* [Entries from a visual dataset]
——————————
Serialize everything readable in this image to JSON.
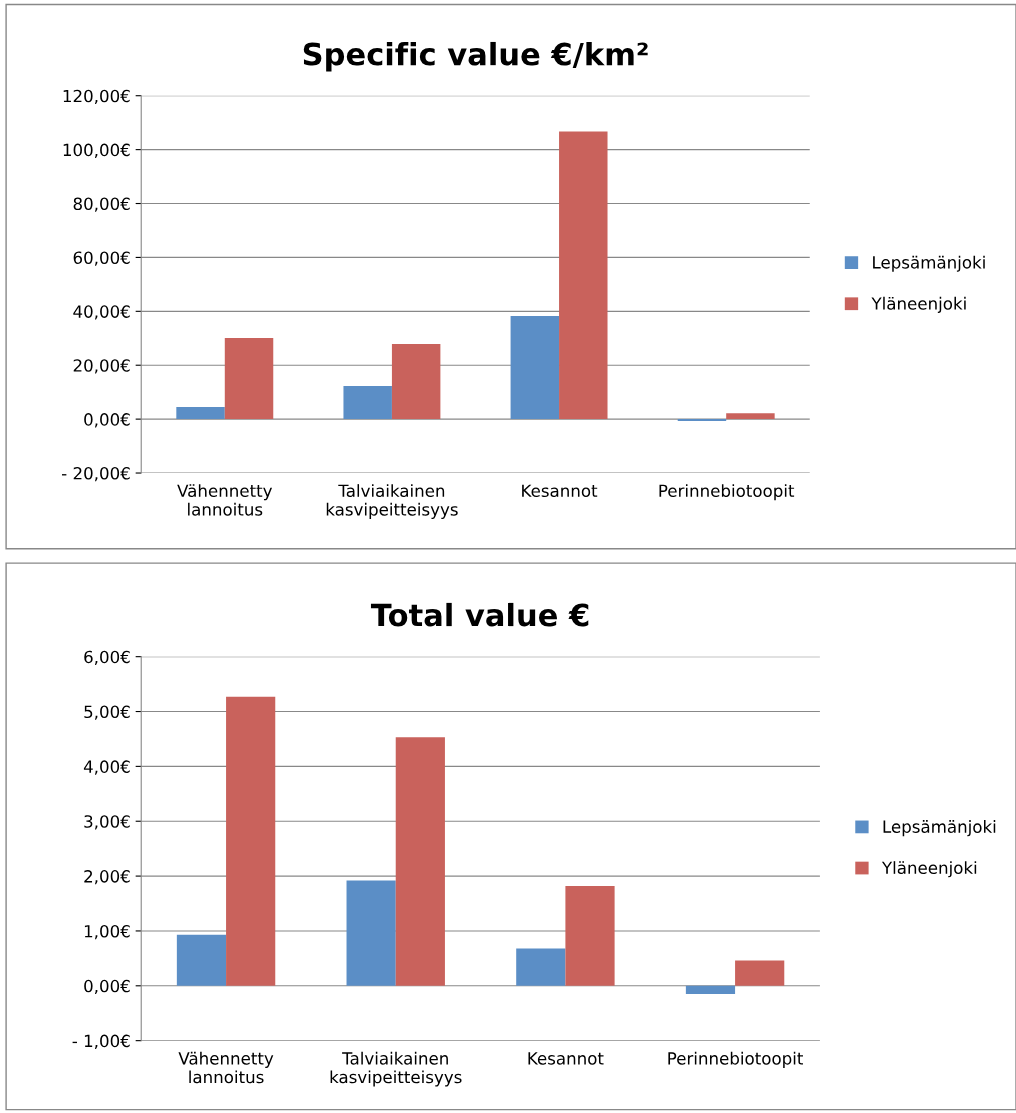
{
  "chart_data": [
    {
      "type": "bar",
      "title": "Specific value €/km²",
      "categories": [
        "Vähennetty\nlannoitus",
        "Talviaikainen\nkasvipeitteisyys",
        "Kesannot",
        "Perinnebiotoopit"
      ],
      "series": [
        {
          "name": "Lepsämänjoki",
          "color": "#5b8ec6",
          "values": [
            4.5,
            12.3,
            38.3,
            -0.7
          ]
        },
        {
          "name": "Yläneenjoki",
          "color": "#c9625c",
          "values": [
            30.1,
            27.9,
            106.7,
            2.2
          ]
        }
      ],
      "ylim": [
        -20,
        120
      ],
      "yticks": [
        {
          "value": -20,
          "label": "- 20,00€"
        },
        {
          "value": 0,
          "label": "0,00€"
        },
        {
          "value": 20,
          "label": "20,00€"
        },
        {
          "value": 40,
          "label": "40,00€"
        },
        {
          "value": 60,
          "label": "60,00€"
        },
        {
          "value": 80,
          "label": "80,00€"
        },
        {
          "value": 100,
          "label": "100,00€"
        },
        {
          "value": 120,
          "label": "120,00€"
        }
      ],
      "grid": "y",
      "legend": "right"
    },
    {
      "type": "bar",
      "title": "Total value €",
      "categories": [
        "Vähennetty\nlannoitus",
        "Talviaikainen\nkasvipeitteisyys",
        "Kesannot",
        "Perinnebiotoopit"
      ],
      "series": [
        {
          "name": "Lepsämänjoki",
          "color": "#5b8ec6",
          "values": [
            0.93,
            1.92,
            0.68,
            -0.15
          ]
        },
        {
          "name": "Yläneenjoki",
          "color": "#c9625c",
          "values": [
            5.27,
            4.53,
            1.82,
            0.46
          ]
        }
      ],
      "ylim": [
        -1,
        6
      ],
      "yticks": [
        {
          "value": -1,
          "label": "- 1,00€"
        },
        {
          "value": 0,
          "label": "0,00€"
        },
        {
          "value": 1,
          "label": "1,00€"
        },
        {
          "value": 2,
          "label": "2,00€"
        },
        {
          "value": 3,
          "label": "3,00€"
        },
        {
          "value": 4,
          "label": "4,00€"
        },
        {
          "value": 5,
          "label": "5,00€"
        },
        {
          "value": 6,
          "label": "6,00€"
        }
      ],
      "grid": "y",
      "legend": "right"
    }
  ]
}
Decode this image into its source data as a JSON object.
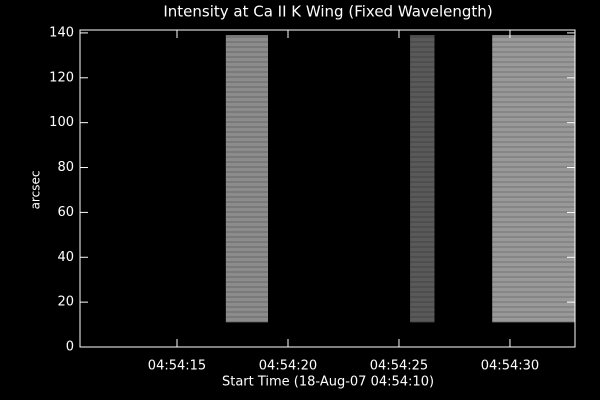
{
  "chart_data": {
    "type": "image",
    "title": "Intensity at Ca II K Wing (Fixed Wavelength)",
    "xlabel": "Start Time (18-Aug-07 04:54:10)",
    "ylabel": "arcsec",
    "xlim": [
      0.63,
      22.93
    ],
    "ylim": [
      0,
      141.3
    ],
    "xticks": [
      {
        "value": 5,
        "label": "04:54:15"
      },
      {
        "value": 10,
        "label": "04:54:20"
      },
      {
        "value": 15,
        "label": "04:54:25"
      },
      {
        "value": 20,
        "label": "04:54:30"
      }
    ],
    "yticks": [
      0,
      20,
      40,
      60,
      80,
      100,
      120,
      140
    ],
    "color": "#ffffff",
    "bands": [
      {
        "x": [
          7.2,
          9.1
        ],
        "y": [
          11,
          139
        ],
        "intensity": 0.55
      },
      {
        "x": [
          15.5,
          16.6
        ],
        "y": [
          11,
          139
        ],
        "intensity": 0.35
      },
      {
        "x": [
          19.2,
          22.93
        ],
        "y": [
          11,
          139
        ],
        "intensity": 0.6
      }
    ]
  }
}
——————————
* [EXERCISE BRIEF] All of the entries need to be transcribed word for word; pictures are left out.

* [WRITTEN RESPONSE]
Serialize everything readable in this image to JSON.
{
  "chart_data": [
    {
      "type": "bar",
      "title": "Specific value €/km²",
      "categories": [
        "Vähennetty\nlannoitus",
        "Talviaikainen\nkasvipeitteisyys",
        "Kesannot",
        "Perinnebiotoopit"
      ],
      "series": [
        {
          "name": "Lepsämänjoki",
          "color": "#5b8ec6",
          "values": [
            4.5,
            12.3,
            38.3,
            -0.7
          ]
        },
        {
          "name": "Yläneenjoki",
          "color": "#c9625c",
          "values": [
            30.1,
            27.9,
            106.7,
            2.2
          ]
        }
      ],
      "ylim": [
        -20,
        120
      ],
      "yticks": [
        {
          "value": -20,
          "label": "- 20,00€"
        },
        {
          "value": 0,
          "label": "0,00€"
        },
        {
          "value": 20,
          "label": "20,00€"
        },
        {
          "value": 40,
          "label": "40,00€"
        },
        {
          "value": 60,
          "label": "60,00€"
        },
        {
          "value": 80,
          "label": "80,00€"
        },
        {
          "value": 100,
          "label": "100,00€"
        },
        {
          "value": 120,
          "label": "120,00€"
        }
      ],
      "grid": "y",
      "legend": "right"
    },
    {
      "type": "bar",
      "title": "Total value €",
      "categories": [
        "Vähennetty\nlannoitus",
        "Talviaikainen\nkasvipeitteisyys",
        "Kesannot",
        "Perinnebiotoopit"
      ],
      "series": [
        {
          "name": "Lepsämänjoki",
          "color": "#5b8ec6",
          "values": [
            0.93,
            1.92,
            0.68,
            -0.15
          ]
        },
        {
          "name": "Yläneenjoki",
          "color": "#c9625c",
          "values": [
            5.27,
            4.53,
            1.82,
            0.46
          ]
        }
      ],
      "ylim": [
        -1,
        6
      ],
      "yticks": [
        {
          "value": -1,
          "label": "- 1,00€"
        },
        {
          "value": 0,
          "label": "0,00€"
        },
        {
          "value": 1,
          "label": "1,00€"
        },
        {
          "value": 2,
          "label": "2,00€"
        },
        {
          "value": 3,
          "label": "3,00€"
        },
        {
          "value": 4,
          "label": "4,00€"
        },
        {
          "value": 5,
          "label": "5,00€"
        },
        {
          "value": 6,
          "label": "6,00€"
        }
      ],
      "grid": "y",
      "legend": "right"
    }
  ]
}
Decode this image into its source data as a JSON object.
{
  "chart_data": {
    "type": "image",
    "title": "Intensity at Ca II K Wing (Fixed Wavelength)",
    "xlabel": "Start Time (18-Aug-07 04:54:10)",
    "ylabel": "arcsec",
    "xlim": [
      0.63,
      22.93
    ],
    "ylim": [
      0,
      141.3
    ],
    "xticks": [
      {
        "value": 5,
        "label": "04:54:15"
      },
      {
        "value": 10,
        "label": "04:54:20"
      },
      {
        "value": 15,
        "label": "04:54:25"
      },
      {
        "value": 20,
        "label": "04:54:30"
      }
    ],
    "yticks": [
      0,
      20,
      40,
      60,
      80,
      100,
      120,
      140
    ],
    "color": "#ffffff",
    "bands": [
      {
        "x": [
          7.2,
          9.1
        ],
        "y": [
          11,
          139
        ],
        "intensity": 0.55
      },
      {
        "x": [
          15.5,
          16.6
        ],
        "y": [
          11,
          139
        ],
        "intensity": 0.35
      },
      {
        "x": [
          19.2,
          22.93
        ],
        "y": [
          11,
          139
        ],
        "intensity": 0.6
      }
    ]
  }
}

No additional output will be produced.